_Exercise details_
Below are some records; give them all again exactly, but not the pictures.

_Material provided_
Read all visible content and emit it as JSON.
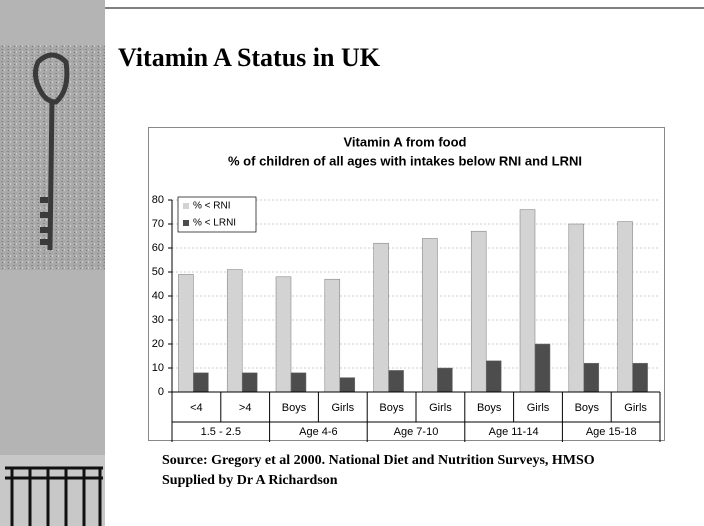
{
  "slide": {
    "title": "Vitamin A Status in UK",
    "source": [
      "Source: Gregory et al 2000. National Diet and Nutrition Surveys, HMSO",
      "Supplied by Dr A Richardson"
    ]
  },
  "chart_data": {
    "type": "bar",
    "title": "Vitamin A from food",
    "subtitle": "% of children of all ages with intakes below RNI and LRNI",
    "categories": [
      "<4",
      ">4",
      "Boys",
      "Girls",
      "Boys",
      "Girls",
      "Boys",
      "Girls",
      "Boys",
      "Girls"
    ],
    "groups": [
      "1.5 - 2.5",
      "Age 4-6",
      "Age 7-10",
      "Age 11-14",
      "Age 15-18"
    ],
    "series": [
      {
        "name": "% < RNI",
        "color": "#d3d3d3",
        "values": [
          49,
          51,
          48,
          47,
          62,
          64,
          67,
          76,
          70,
          71
        ]
      },
      {
        "name": "% < LRNI",
        "color": "#4d4d4d",
        "values": [
          8,
          8,
          8,
          6,
          9,
          10,
          13,
          20,
          12,
          12
        ]
      }
    ],
    "ylim": [
      0,
      80
    ],
    "yticks": [
      0,
      10,
      20,
      30,
      40,
      50,
      60,
      70,
      80
    ],
    "grid": true,
    "legend": "upper left"
  }
}
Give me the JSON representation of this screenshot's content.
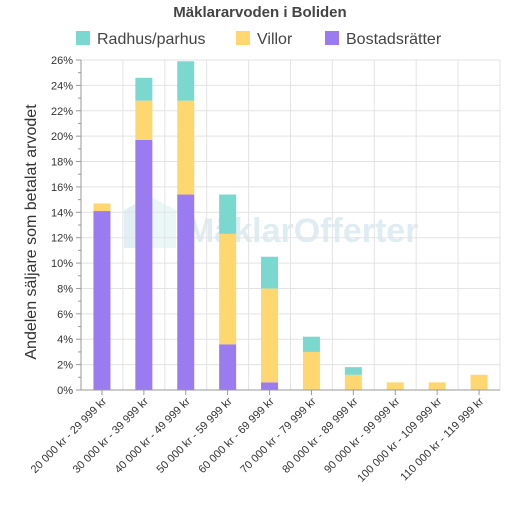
{
  "chart_data": {
    "type": "bar",
    "stacked": true,
    "title": "Mäklararvoden i Boliden",
    "ylabel": "Andelen säljare som betalat arvodet",
    "xlabel": "",
    "ylim": [
      0,
      26
    ],
    "yticks": [
      0,
      2,
      4,
      6,
      8,
      10,
      12,
      14,
      16,
      18,
      20,
      22,
      24,
      26
    ],
    "ytick_suffix": "%",
    "grid": true,
    "legend_position": "top",
    "watermark": "MäklarOfferter",
    "categories": [
      "20 000 kr - 29 999 kr",
      "30 000 kr - 39 999 kr",
      "40 000 kr - 49 999 kr",
      "50 000 kr - 59 999 kr",
      "60 000 kr - 69 999 kr",
      "70 000 kr - 79 999 kr",
      "80 000 kr - 89 999 kr",
      "90 000 kr - 99 999 kr",
      "100 000 kr - 109 999 kr",
      "110 000 kr - 119 999 kr"
    ],
    "series": [
      {
        "name": "Bostadsrätter",
        "color": "#9b7bf0",
        "values": [
          14.1,
          19.7,
          15.4,
          3.6,
          0.6,
          0,
          0,
          0,
          0,
          0
        ]
      },
      {
        "name": "Villor",
        "color": "#ffd770",
        "values": [
          0.6,
          3.1,
          7.4,
          8.7,
          7.4,
          3.0,
          1.2,
          0.6,
          0.6,
          1.2
        ]
      },
      {
        "name": "Radhus/parhus",
        "color": "#7bd8cf",
        "values": [
          0,
          1.8,
          3.1,
          3.1,
          2.5,
          1.2,
          0.6,
          0,
          0,
          0
        ]
      }
    ],
    "legend_order": [
      "Radhus/parhus",
      "Villor",
      "Bostadsrätter"
    ]
  }
}
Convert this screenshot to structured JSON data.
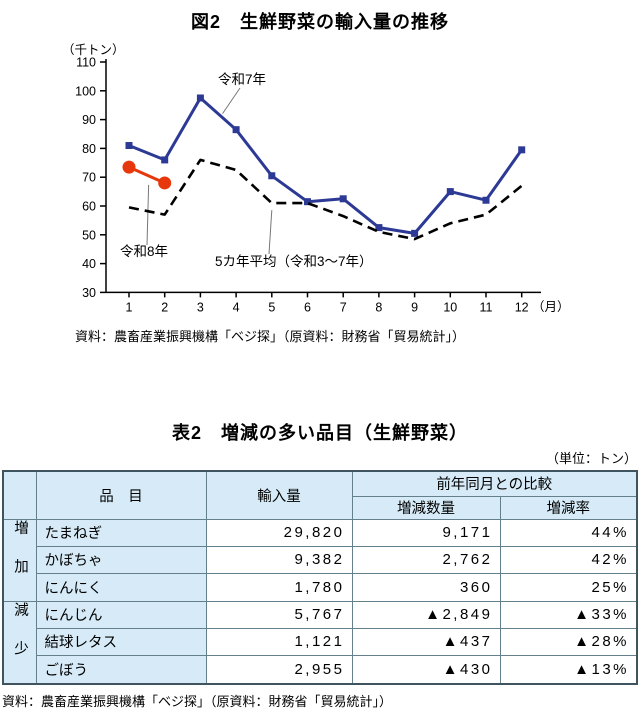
{
  "colors": {
    "line_reiwa7": "#2c3a95",
    "line_reiwa8": "#e7380d",
    "line_average": "#000000",
    "table_header_bg": "#d6ebf7",
    "table_border": "#64808d"
  },
  "chart_data": [
    {
      "type": "line",
      "title": "図2　生鮮野菜の輸入量の推移",
      "y_unit": "（千トン）",
      "x_unit": "（月）",
      "xlabel": "月",
      "ylabel": "千トン",
      "ylim": [
        30,
        110
      ],
      "ytick_step": 10,
      "grid": false,
      "x": [
        1,
        2,
        3,
        4,
        5,
        6,
        7,
        8,
        9,
        10,
        11,
        12
      ],
      "series": [
        {
          "name": "令和7年",
          "color": "#2c3a95",
          "line": "solid",
          "marker": "square",
          "values": [
            81,
            76,
            97.5,
            86.5,
            70.5,
            61.5,
            62.5,
            52.5,
            50.5,
            65,
            62,
            79.5
          ]
        },
        {
          "name": "令和8年",
          "color": "#e7380d",
          "line": "solid",
          "marker": "circle",
          "values": [
            73.5,
            68
          ]
        },
        {
          "name": "5カ年平均（令和3〜7年）",
          "color": "#000000",
          "line": "dashed",
          "marker": "none",
          "values": [
            59.5,
            57,
            76,
            72.5,
            61,
            61,
            56.5,
            51,
            48.5,
            54,
            57,
            67
          ]
        }
      ],
      "source": "資料：農畜産業振興機構「ベジ探」（原資料：財務省「貿易統計」）"
    },
    {
      "type": "table",
      "title": "表2　増減の多い品目（生鮮野菜）",
      "unit": "（単位：トン）",
      "headers": {
        "item": "品　目",
        "import": "輸入量",
        "compare": "前年同月との比較",
        "qty": "増減数量",
        "rate": "増減率"
      },
      "groups": [
        {
          "label": "増加",
          "rowspan": 3
        },
        {
          "label": "減少",
          "rowspan": 3
        }
      ],
      "rows": [
        {
          "group": "増加",
          "item": "たまねぎ",
          "import": "29,820",
          "qty": "9,171",
          "rate": "44%"
        },
        {
          "group": "増加",
          "item": "かぼちゃ",
          "import": "9,382",
          "qty": "2,762",
          "rate": "42%"
        },
        {
          "group": "増加",
          "item": "にんにく",
          "import": "1,780",
          "qty": "360",
          "rate": "25%"
        },
        {
          "group": "減少",
          "item": "にんじん",
          "import": "5,767",
          "qty": "▲2,849",
          "rate": "▲33%"
        },
        {
          "group": "減少",
          "item": "結球レタス",
          "import": "1,121",
          "qty": "▲437",
          "rate": "▲28%"
        },
        {
          "group": "減少",
          "item": "ごぼう",
          "import": "2,955",
          "qty": "▲430",
          "rate": "▲13%"
        }
      ],
      "source": "資料：農畜産業振興機構「ベジ探」（原資料：財務省「貿易統計」）"
    }
  ]
}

_Output for this task_
Read all visible content and emit it as JSON.
{
  "slide": {
    "title": "Vitamin A Status in UK",
    "source": [
      "Source: Gregory et al 2000. National Diet and Nutrition Surveys, HMSO",
      "Supplied by Dr A Richardson"
    ]
  },
  "chart_data": {
    "type": "bar",
    "title": "Vitamin A from food",
    "subtitle": "% of children of all ages with intakes below RNI and LRNI",
    "categories": [
      "<4",
      ">4",
      "Boys",
      "Girls",
      "Boys",
      "Girls",
      "Boys",
      "Girls",
      "Boys",
      "Girls"
    ],
    "groups": [
      "1.5 - 2.5",
      "Age 4-6",
      "Age 7-10",
      "Age 11-14",
      "Age 15-18"
    ],
    "series": [
      {
        "name": "% < RNI",
        "color": "#d3d3d3",
        "values": [
          49,
          51,
          48,
          47,
          62,
          64,
          67,
          76,
          70,
          71
        ]
      },
      {
        "name": "% < LRNI",
        "color": "#4d4d4d",
        "values": [
          8,
          8,
          8,
          6,
          9,
          10,
          13,
          20,
          12,
          12
        ]
      }
    ],
    "ylim": [
      0,
      80
    ],
    "yticks": [
      0,
      10,
      20,
      30,
      40,
      50,
      60,
      70,
      80
    ],
    "grid": true,
    "legend": "upper left"
  }
}
Give me the JSON representation of this screenshot's content.
{
  "chart_data": {
    "type": "bar",
    "stacked": true,
    "title": "Mäklararvoden i Boliden",
    "ylabel": "Andelen säljare som betalat arvodet",
    "xlabel": "",
    "ylim": [
      0,
      26
    ],
    "yticks": [
      0,
      2,
      4,
      6,
      8,
      10,
      12,
      14,
      16,
      18,
      20,
      22,
      24,
      26
    ],
    "ytick_suffix": "%",
    "grid": true,
    "legend_position": "top",
    "watermark": "MäklarOfferter",
    "categories": [
      "20 000 kr - 29 999 kr",
      "30 000 kr - 39 999 kr",
      "40 000 kr - 49 999 kr",
      "50 000 kr - 59 999 kr",
      "60 000 kr - 69 999 kr",
      "70 000 kr - 79 999 kr",
      "80 000 kr - 89 999 kr",
      "90 000 kr - 99 999 kr",
      "100 000 kr - 109 999 kr",
      "110 000 kr - 119 999 kr"
    ],
    "series": [
      {
        "name": "Bostadsrätter",
        "color": "#9b7bf0",
        "values": [
          14.1,
          19.7,
          15.4,
          3.6,
          0.6,
          0,
          0,
          0,
          0,
          0
        ]
      },
      {
        "name": "Villor",
        "color": "#ffd770",
        "values": [
          0.6,
          3.1,
          7.4,
          8.7,
          7.4,
          3.0,
          1.2,
          0.6,
          0.6,
          1.2
        ]
      },
      {
        "name": "Radhus/parhus",
        "color": "#7bd8cf",
        "values": [
          0,
          1.8,
          3.1,
          3.1,
          2.5,
          1.2,
          0.6,
          0,
          0,
          0
        ]
      }
    ],
    "legend_order": [
      "Radhus/parhus",
      "Villor",
      "Bostadsrätter"
    ]
  }
}
Convert this screenshot to structured JSON data.
{
  "colors": {
    "line_reiwa7": "#2c3a95",
    "line_reiwa8": "#e7380d",
    "line_average": "#000000",
    "table_header_bg": "#d6ebf7",
    "table_border": "#64808d"
  },
  "chart_data": [
    {
      "type": "line",
      "title": "図2　生鮮野菜の輸入量の推移",
      "y_unit": "（千トン）",
      "x_unit": "（月）",
      "xlabel": "月",
      "ylabel": "千トン",
      "ylim": [
        30,
        110
      ],
      "ytick_step": 10,
      "grid": false,
      "x": [
        1,
        2,
        3,
        4,
        5,
        6,
        7,
        8,
        9,
        10,
        11,
        12
      ],
      "series": [
        {
          "name": "令和7年",
          "color": "#2c3a95",
          "line": "solid",
          "marker": "square",
          "values": [
            81,
            76,
            97.5,
            86.5,
            70.5,
            61.5,
            62.5,
            52.5,
            50.5,
            65,
            62,
            79.5
          ]
        },
        {
          "name": "令和8年",
          "color": "#e7380d",
          "line": "solid",
          "marker": "circle",
          "values": [
            73.5,
            68
          ]
        },
        {
          "name": "5カ年平均（令和3〜7年）",
          "color": "#000000",
          "line": "dashed",
          "marker": "none",
          "values": [
            59.5,
            57,
            76,
            72.5,
            61,
            61,
            56.5,
            51,
            48.5,
            54,
            57,
            67
          ]
        }
      ],
      "source": "資料：農畜産業振興機構「ベジ探」（原資料：財務省「貿易統計」）"
    },
    {
      "type": "table",
      "title": "表2　増減の多い品目（生鮮野菜）",
      "unit": "（単位：トン）",
      "headers": {
        "item": "品　目",
        "import": "輸入量",
        "compare": "前年同月との比較",
        "qty": "増減数量",
        "rate": "増減率"
      },
      "groups": [
        {
          "label": "増加",
          "rowspan": 3
        },
        {
          "label": "減少",
          "rowspan": 3
        }
      ],
      "rows": [
        {
          "group": "増加",
          "item": "たまねぎ",
          "import": "29,820",
          "qty": "9,171",
          "rate": "44%"
        },
        {
          "group": "増加",
          "item": "かぼちゃ",
          "import": "9,382",
          "qty": "2,762",
          "rate": "42%"
        },
        {
          "group": "増加",
          "item": "にんにく",
          "import": "1,780",
          "qty": "360",
          "rate": "25%"
        },
        {
          "group": "減少",
          "item": "にんじん",
          "import": "5,767",
          "qty": "▲2,849",
          "rate": "▲33%"
        },
        {
          "group": "減少",
          "item": "結球レタス",
          "import": "1,121",
          "qty": "▲437",
          "rate": "▲28%"
        },
        {
          "group": "減少",
          "item": "ごぼう",
          "import": "2,955",
          "qty": "▲430",
          "rate": "▲13%"
        }
      ],
      "source": "資料：農畜産業振興機構「ベジ探」（原資料：財務省「貿易統計」）"
    }
  ]
}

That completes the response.